* **RAW RECORDS**
⟨

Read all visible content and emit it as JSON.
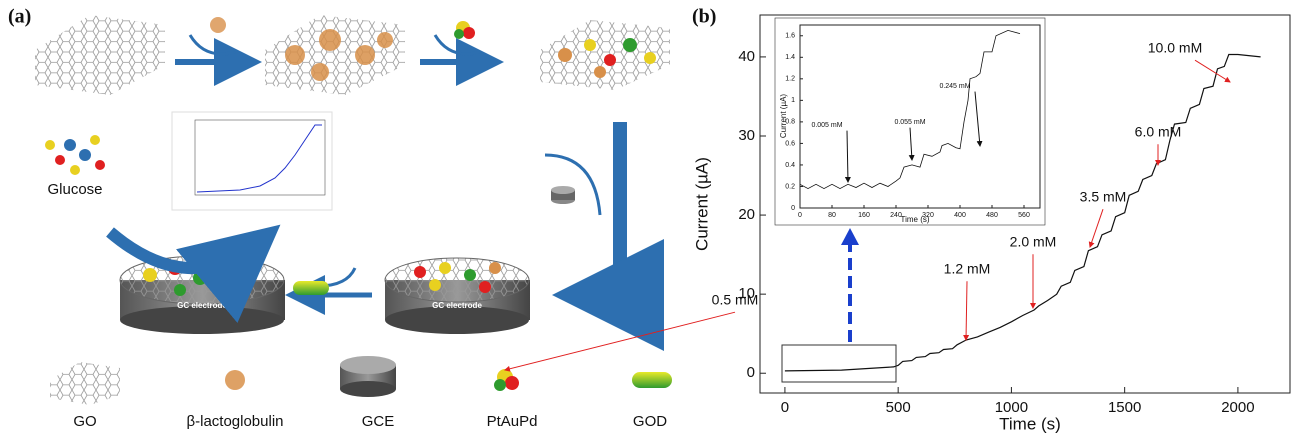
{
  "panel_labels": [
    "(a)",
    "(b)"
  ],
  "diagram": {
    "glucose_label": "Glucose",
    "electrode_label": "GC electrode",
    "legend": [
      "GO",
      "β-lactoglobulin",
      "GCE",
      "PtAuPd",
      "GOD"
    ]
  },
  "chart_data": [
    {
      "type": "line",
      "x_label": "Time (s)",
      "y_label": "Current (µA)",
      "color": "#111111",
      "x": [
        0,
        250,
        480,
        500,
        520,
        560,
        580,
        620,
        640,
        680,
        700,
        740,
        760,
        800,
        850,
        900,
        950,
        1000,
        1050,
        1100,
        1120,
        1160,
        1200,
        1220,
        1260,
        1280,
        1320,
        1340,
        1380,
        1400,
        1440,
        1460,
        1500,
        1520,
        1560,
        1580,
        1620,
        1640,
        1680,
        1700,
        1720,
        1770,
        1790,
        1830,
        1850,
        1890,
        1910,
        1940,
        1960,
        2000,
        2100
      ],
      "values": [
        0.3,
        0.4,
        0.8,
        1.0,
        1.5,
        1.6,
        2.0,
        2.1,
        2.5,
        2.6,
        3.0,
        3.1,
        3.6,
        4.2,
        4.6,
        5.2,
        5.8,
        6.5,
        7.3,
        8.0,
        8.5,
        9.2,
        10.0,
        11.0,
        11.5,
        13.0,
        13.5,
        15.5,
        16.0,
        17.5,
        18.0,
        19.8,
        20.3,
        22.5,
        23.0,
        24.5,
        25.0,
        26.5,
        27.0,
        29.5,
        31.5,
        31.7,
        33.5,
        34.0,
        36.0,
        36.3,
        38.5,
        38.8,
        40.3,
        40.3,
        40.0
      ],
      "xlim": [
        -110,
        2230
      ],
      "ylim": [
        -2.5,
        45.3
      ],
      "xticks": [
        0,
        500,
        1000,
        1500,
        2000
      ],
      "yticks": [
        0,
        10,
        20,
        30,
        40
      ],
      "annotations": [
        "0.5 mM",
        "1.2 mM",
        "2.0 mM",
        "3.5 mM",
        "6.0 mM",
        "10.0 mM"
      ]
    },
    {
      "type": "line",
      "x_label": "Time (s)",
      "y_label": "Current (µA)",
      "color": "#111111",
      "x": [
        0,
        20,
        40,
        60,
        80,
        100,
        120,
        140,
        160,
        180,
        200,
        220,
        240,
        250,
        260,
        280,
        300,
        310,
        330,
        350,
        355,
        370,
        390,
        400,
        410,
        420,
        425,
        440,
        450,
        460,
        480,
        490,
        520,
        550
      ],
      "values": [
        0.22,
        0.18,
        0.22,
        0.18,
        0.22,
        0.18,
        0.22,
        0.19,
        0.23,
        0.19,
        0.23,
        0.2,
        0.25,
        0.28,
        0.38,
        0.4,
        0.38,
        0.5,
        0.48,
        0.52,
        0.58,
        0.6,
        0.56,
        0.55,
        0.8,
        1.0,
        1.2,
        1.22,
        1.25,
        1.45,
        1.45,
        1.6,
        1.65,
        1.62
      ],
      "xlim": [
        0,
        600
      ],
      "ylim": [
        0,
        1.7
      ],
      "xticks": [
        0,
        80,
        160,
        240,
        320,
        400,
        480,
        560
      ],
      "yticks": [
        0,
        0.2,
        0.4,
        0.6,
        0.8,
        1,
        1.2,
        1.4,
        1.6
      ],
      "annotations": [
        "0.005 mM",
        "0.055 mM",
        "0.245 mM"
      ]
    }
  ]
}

⟩

* **WHAT YOU NEED TO DO**
Word for word, quote the lines above. Omit the pictures.

* **THE REPLY**
Read all visible content and emit it as JSON.
{
  "panel_labels": [
    "(a)",
    "(b)"
  ],
  "diagram": {
    "glucose_label": "Glucose",
    "electrode_label": "GC electrode",
    "legend": [
      "GO",
      "β-lactoglobulin",
      "GCE",
      "PtAuPd",
      "GOD"
    ]
  },
  "chart_data": [
    {
      "type": "line",
      "x_label": "Time (s)",
      "y_label": "Current (µA)",
      "color": "#111111",
      "x": [
        0,
        250,
        480,
        500,
        520,
        560,
        580,
        620,
        640,
        680,
        700,
        740,
        760,
        800,
        850,
        900,
        950,
        1000,
        1050,
        1100,
        1120,
        1160,
        1200,
        1220,
        1260,
        1280,
        1320,
        1340,
        1380,
        1400,
        1440,
        1460,
        1500,
        1520,
        1560,
        1580,
        1620,
        1640,
        1680,
        1700,
        1720,
        1770,
        1790,
        1830,
        1850,
        1890,
        1910,
        1940,
        1960,
        2000,
        2100
      ],
      "values": [
        0.3,
        0.4,
        0.8,
        1.0,
        1.5,
        1.6,
        2.0,
        2.1,
        2.5,
        2.6,
        3.0,
        3.1,
        3.6,
        4.2,
        4.6,
        5.2,
        5.8,
        6.5,
        7.3,
        8.0,
        8.5,
        9.2,
        10.0,
        11.0,
        11.5,
        13.0,
        13.5,
        15.5,
        16.0,
        17.5,
        18.0,
        19.8,
        20.3,
        22.5,
        23.0,
        24.5,
        25.0,
        26.5,
        27.0,
        29.5,
        31.5,
        31.7,
        33.5,
        34.0,
        36.0,
        36.3,
        38.5,
        38.8,
        40.3,
        40.3,
        40.0
      ],
      "xlim": [
        -110,
        2230
      ],
      "ylim": [
        -2.5,
        45.3
      ],
      "xticks": [
        0,
        500,
        1000,
        1500,
        2000
      ],
      "yticks": [
        0,
        10,
        20,
        30,
        40
      ],
      "annotations": [
        "0.5 mM",
        "1.2 mM",
        "2.0 mM",
        "3.5 mM",
        "6.0 mM",
        "10.0 mM"
      ]
    },
    {
      "type": "line",
      "x_label": "Time (s)",
      "y_label": "Current (µA)",
      "color": "#111111",
      "x": [
        0,
        20,
        40,
        60,
        80,
        100,
        120,
        140,
        160,
        180,
        200,
        220,
        240,
        250,
        260,
        280,
        300,
        310,
        330,
        350,
        355,
        370,
        390,
        400,
        410,
        420,
        425,
        440,
        450,
        460,
        480,
        490,
        520,
        550
      ],
      "values": [
        0.22,
        0.18,
        0.22,
        0.18,
        0.22,
        0.18,
        0.22,
        0.19,
        0.23,
        0.19,
        0.23,
        0.2,
        0.25,
        0.28,
        0.38,
        0.4,
        0.38,
        0.5,
        0.48,
        0.52,
        0.58,
        0.6,
        0.56,
        0.55,
        0.8,
        1.0,
        1.2,
        1.22,
        1.25,
        1.45,
        1.45,
        1.6,
        1.65,
        1.62
      ],
      "xlim": [
        0,
        600
      ],
      "ylim": [
        0,
        1.7
      ],
      "xticks": [
        0,
        80,
        160,
        240,
        320,
        400,
        480,
        560
      ],
      "yticks": [
        0,
        0.2,
        0.4,
        0.6,
        0.8,
        1,
        1.2,
        1.4,
        1.6
      ],
      "annotations": [
        "0.005 mM",
        "0.055 mM",
        "0.245 mM"
      ]
    }
  ]
}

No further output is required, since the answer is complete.